[Part of a data file]
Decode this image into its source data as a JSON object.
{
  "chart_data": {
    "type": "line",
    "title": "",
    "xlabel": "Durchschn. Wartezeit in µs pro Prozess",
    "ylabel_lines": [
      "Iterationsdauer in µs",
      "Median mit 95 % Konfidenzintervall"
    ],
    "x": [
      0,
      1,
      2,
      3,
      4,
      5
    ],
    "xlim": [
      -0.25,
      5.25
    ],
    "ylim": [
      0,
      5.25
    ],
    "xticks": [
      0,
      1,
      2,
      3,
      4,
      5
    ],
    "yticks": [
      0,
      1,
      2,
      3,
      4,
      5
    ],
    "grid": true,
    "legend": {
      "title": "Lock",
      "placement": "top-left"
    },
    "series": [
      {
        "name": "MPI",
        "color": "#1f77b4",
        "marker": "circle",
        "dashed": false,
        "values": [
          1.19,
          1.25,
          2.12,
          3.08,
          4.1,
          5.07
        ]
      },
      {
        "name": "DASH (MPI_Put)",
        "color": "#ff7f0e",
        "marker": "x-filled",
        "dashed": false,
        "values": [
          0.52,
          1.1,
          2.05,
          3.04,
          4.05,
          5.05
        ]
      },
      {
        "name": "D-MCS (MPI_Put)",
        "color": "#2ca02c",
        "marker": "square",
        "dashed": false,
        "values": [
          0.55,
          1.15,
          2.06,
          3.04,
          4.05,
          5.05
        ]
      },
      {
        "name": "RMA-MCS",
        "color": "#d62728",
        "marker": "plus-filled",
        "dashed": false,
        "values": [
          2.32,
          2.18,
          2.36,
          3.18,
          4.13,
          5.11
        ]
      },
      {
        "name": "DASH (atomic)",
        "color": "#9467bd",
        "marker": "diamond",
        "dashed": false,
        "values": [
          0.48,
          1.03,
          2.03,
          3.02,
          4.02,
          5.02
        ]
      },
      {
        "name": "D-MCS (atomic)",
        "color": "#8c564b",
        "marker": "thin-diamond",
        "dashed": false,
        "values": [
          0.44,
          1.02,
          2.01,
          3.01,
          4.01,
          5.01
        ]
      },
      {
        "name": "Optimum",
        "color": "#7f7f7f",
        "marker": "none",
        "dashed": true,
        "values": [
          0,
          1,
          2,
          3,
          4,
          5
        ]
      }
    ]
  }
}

» Task directions: Retype the data in full and match it exactly.

» Result for this exercise:
Decode this image into its source data as a JSON object.
{
  "chart_data": {
    "type": "line",
    "title": "",
    "xlabel": "Durchschn. Wartezeit in µs pro Prozess",
    "ylabel_lines": [
      "Iterationsdauer in µs",
      "Median mit 95 % Konfidenzintervall"
    ],
    "x": [
      0,
      1,
      2,
      3,
      4,
      5
    ],
    "xlim": [
      -0.25,
      5.25
    ],
    "ylim": [
      0,
      5.25
    ],
    "xticks": [
      0,
      1,
      2,
      3,
      4,
      5
    ],
    "yticks": [
      0,
      1,
      2,
      3,
      4,
      5
    ],
    "grid": true,
    "legend": {
      "title": "Lock",
      "placement": "top-left"
    },
    "series": [
      {
        "name": "MPI",
        "color": "#1f77b4",
        "marker": "circle",
        "dashed": false,
        "values": [
          1.19,
          1.25,
          2.12,
          3.08,
          4.1,
          5.07
        ]
      },
      {
        "name": "DASH (MPI_Put)",
        "color": "#ff7f0e",
        "marker": "x-filled",
        "dashed": false,
        "values": [
          0.52,
          1.1,
          2.05,
          3.04,
          4.05,
          5.05
        ]
      },
      {
        "name": "D-MCS (MPI_Put)",
        "color": "#2ca02c",
        "marker": "square",
        "dashed": false,
        "values": [
          0.55,
          1.15,
          2.06,
          3.04,
          4.05,
          5.05
        ]
      },
      {
        "name": "RMA-MCS",
        "color": "#d62728",
        "marker": "plus-filled",
        "dashed": false,
        "values": [
          2.32,
          2.18,
          2.36,
          3.18,
          4.13,
          5.11
        ]
      },
      {
        "name": "DASH (atomic)",
        "color": "#9467bd",
        "marker": "diamond",
        "dashed": false,
        "values": [
          0.48,
          1.03,
          2.03,
          3.02,
          4.02,
          5.02
        ]
      },
      {
        "name": "D-MCS (atomic)",
        "color": "#8c564b",
        "marker": "thin-diamond",
        "dashed": false,
        "values": [
          0.44,
          1.02,
          2.01,
          3.01,
          4.01,
          5.01
        ]
      },
      {
        "name": "Optimum",
        "color": "#7f7f7f",
        "marker": "none",
        "dashed": true,
        "values": [
          0,
          1,
          2,
          3,
          4,
          5
        ]
      }
    ]
  }
}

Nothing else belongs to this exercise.